▸ **Requirement**:
Echo every line of the listing below, unchanged and in the same order.

Dataset items:
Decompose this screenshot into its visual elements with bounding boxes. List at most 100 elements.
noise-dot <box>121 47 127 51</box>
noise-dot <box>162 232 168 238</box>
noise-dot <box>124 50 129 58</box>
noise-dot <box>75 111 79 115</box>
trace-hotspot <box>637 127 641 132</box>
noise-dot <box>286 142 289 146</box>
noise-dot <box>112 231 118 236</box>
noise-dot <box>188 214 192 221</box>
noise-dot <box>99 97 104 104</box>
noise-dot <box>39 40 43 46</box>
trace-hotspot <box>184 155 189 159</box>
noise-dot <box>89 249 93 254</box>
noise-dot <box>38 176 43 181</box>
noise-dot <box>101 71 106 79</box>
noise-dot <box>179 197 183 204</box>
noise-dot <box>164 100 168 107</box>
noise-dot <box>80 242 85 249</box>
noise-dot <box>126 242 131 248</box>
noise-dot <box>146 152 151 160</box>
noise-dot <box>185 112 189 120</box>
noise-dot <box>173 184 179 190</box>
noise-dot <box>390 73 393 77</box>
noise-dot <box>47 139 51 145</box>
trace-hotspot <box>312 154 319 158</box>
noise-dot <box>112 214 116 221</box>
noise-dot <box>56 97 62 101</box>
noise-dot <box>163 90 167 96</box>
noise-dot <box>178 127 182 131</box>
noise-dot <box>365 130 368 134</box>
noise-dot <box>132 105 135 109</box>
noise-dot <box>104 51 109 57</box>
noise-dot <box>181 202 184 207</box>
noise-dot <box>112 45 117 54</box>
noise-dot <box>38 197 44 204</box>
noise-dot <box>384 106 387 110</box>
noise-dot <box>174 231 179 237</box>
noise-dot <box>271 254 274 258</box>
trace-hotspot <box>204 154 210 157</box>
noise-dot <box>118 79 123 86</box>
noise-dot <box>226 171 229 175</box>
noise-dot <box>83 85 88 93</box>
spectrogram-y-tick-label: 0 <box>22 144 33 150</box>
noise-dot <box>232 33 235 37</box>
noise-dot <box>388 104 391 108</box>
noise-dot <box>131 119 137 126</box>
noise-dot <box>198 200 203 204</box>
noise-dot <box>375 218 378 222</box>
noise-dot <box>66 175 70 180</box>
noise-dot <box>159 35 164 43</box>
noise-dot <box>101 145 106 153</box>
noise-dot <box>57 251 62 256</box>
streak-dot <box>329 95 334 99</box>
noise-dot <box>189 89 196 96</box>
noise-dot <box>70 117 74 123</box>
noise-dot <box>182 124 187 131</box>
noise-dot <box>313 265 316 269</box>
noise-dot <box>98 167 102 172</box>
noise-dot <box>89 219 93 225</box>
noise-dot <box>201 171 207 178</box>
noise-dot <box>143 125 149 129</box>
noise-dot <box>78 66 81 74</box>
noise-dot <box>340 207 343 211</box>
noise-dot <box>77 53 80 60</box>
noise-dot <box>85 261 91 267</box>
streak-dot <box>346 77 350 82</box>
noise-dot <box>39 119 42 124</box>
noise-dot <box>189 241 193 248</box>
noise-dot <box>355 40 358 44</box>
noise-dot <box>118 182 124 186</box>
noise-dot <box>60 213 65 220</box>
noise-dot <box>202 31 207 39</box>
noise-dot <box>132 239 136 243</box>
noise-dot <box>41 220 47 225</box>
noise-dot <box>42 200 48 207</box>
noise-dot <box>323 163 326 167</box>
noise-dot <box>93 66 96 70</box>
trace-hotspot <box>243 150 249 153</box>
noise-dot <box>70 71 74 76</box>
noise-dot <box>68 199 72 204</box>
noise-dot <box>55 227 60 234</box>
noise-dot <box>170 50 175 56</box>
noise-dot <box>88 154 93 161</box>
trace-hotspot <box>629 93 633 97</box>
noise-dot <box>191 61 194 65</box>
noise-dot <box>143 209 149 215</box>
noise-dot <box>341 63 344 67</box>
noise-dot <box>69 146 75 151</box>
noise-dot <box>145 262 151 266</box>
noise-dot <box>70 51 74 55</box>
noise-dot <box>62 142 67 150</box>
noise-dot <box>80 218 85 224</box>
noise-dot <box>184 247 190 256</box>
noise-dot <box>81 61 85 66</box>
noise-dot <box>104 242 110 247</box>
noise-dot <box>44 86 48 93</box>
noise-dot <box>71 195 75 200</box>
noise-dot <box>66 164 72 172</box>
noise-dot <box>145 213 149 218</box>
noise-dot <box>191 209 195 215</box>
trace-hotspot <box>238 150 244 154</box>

▸ **The result**:
Decompose this screenshot into its visual elements with bounding boxes. List at most 100 elements.
noise-dot <box>121 47 127 51</box>
noise-dot <box>162 232 168 238</box>
noise-dot <box>124 50 129 58</box>
noise-dot <box>75 111 79 115</box>
trace-hotspot <box>637 127 641 132</box>
noise-dot <box>286 142 289 146</box>
noise-dot <box>112 231 118 236</box>
noise-dot <box>188 214 192 221</box>
noise-dot <box>99 97 104 104</box>
noise-dot <box>39 40 43 46</box>
trace-hotspot <box>184 155 189 159</box>
noise-dot <box>89 249 93 254</box>
noise-dot <box>38 176 43 181</box>
noise-dot <box>101 71 106 79</box>
noise-dot <box>179 197 183 204</box>
noise-dot <box>164 100 168 107</box>
noise-dot <box>80 242 85 249</box>
noise-dot <box>126 242 131 248</box>
noise-dot <box>146 152 151 160</box>
noise-dot <box>185 112 189 120</box>
noise-dot <box>173 184 179 190</box>
noise-dot <box>390 73 393 77</box>
noise-dot <box>47 139 51 145</box>
trace-hotspot <box>312 154 319 158</box>
noise-dot <box>112 214 116 221</box>
noise-dot <box>56 97 62 101</box>
noise-dot <box>163 90 167 96</box>
noise-dot <box>178 127 182 131</box>
noise-dot <box>365 130 368 134</box>
noise-dot <box>132 105 135 109</box>
noise-dot <box>104 51 109 57</box>
noise-dot <box>181 202 184 207</box>
noise-dot <box>112 45 117 54</box>
noise-dot <box>38 197 44 204</box>
noise-dot <box>384 106 387 110</box>
noise-dot <box>174 231 179 237</box>
noise-dot <box>271 254 274 258</box>
trace-hotspot <box>204 154 210 157</box>
noise-dot <box>118 79 123 86</box>
noise-dot <box>226 171 229 175</box>
noise-dot <box>83 85 88 93</box>
spectrogram-y-tick-label: 0 <box>22 144 33 150</box>
noise-dot <box>232 33 235 37</box>
noise-dot <box>388 104 391 108</box>
noise-dot <box>131 119 137 126</box>
noise-dot <box>198 200 203 204</box>
noise-dot <box>375 218 378 222</box>
noise-dot <box>66 175 70 180</box>
noise-dot <box>159 35 164 43</box>
noise-dot <box>101 145 106 153</box>
noise-dot <box>57 251 62 256</box>
streak-dot <box>329 95 334 99</box>
noise-dot <box>189 89 196 96</box>
noise-dot <box>70 117 74 123</box>
noise-dot <box>182 124 187 131</box>
noise-dot <box>313 265 316 269</box>
noise-dot <box>98 167 102 172</box>
noise-dot <box>89 219 93 225</box>
noise-dot <box>201 171 207 178</box>
noise-dot <box>143 125 149 129</box>
noise-dot <box>78 66 81 74</box>
noise-dot <box>340 207 343 211</box>
noise-dot <box>77 53 80 60</box>
noise-dot <box>85 261 91 267</box>
streak-dot <box>346 77 350 82</box>
noise-dot <box>39 119 42 124</box>
noise-dot <box>189 241 193 248</box>
noise-dot <box>355 40 358 44</box>
noise-dot <box>118 182 124 186</box>
noise-dot <box>60 213 65 220</box>
noise-dot <box>202 31 207 39</box>
noise-dot <box>132 239 136 243</box>
noise-dot <box>41 220 47 225</box>
noise-dot <box>42 200 48 207</box>
noise-dot <box>323 163 326 167</box>
noise-dot <box>93 66 96 70</box>
trace-hotspot <box>243 150 249 153</box>
noise-dot <box>70 71 74 76</box>
noise-dot <box>68 199 72 204</box>
noise-dot <box>55 227 60 234</box>
noise-dot <box>170 50 175 56</box>
noise-dot <box>88 154 93 161</box>
trace-hotspot <box>629 93 633 97</box>
noise-dot <box>191 61 194 65</box>
noise-dot <box>143 209 149 215</box>
noise-dot <box>341 63 344 67</box>
noise-dot <box>69 146 75 151</box>
noise-dot <box>145 262 151 266</box>
noise-dot <box>70 51 74 55</box>
noise-dot <box>62 142 67 150</box>
noise-dot <box>80 218 85 224</box>
noise-dot <box>184 247 190 256</box>
noise-dot <box>81 61 85 66</box>
noise-dot <box>104 242 110 247</box>
noise-dot <box>44 86 48 93</box>
noise-dot <box>71 195 75 200</box>
noise-dot <box>66 164 72 172</box>
noise-dot <box>145 213 149 218</box>
noise-dot <box>191 209 195 215</box>
trace-hotspot <box>238 150 244 154</box>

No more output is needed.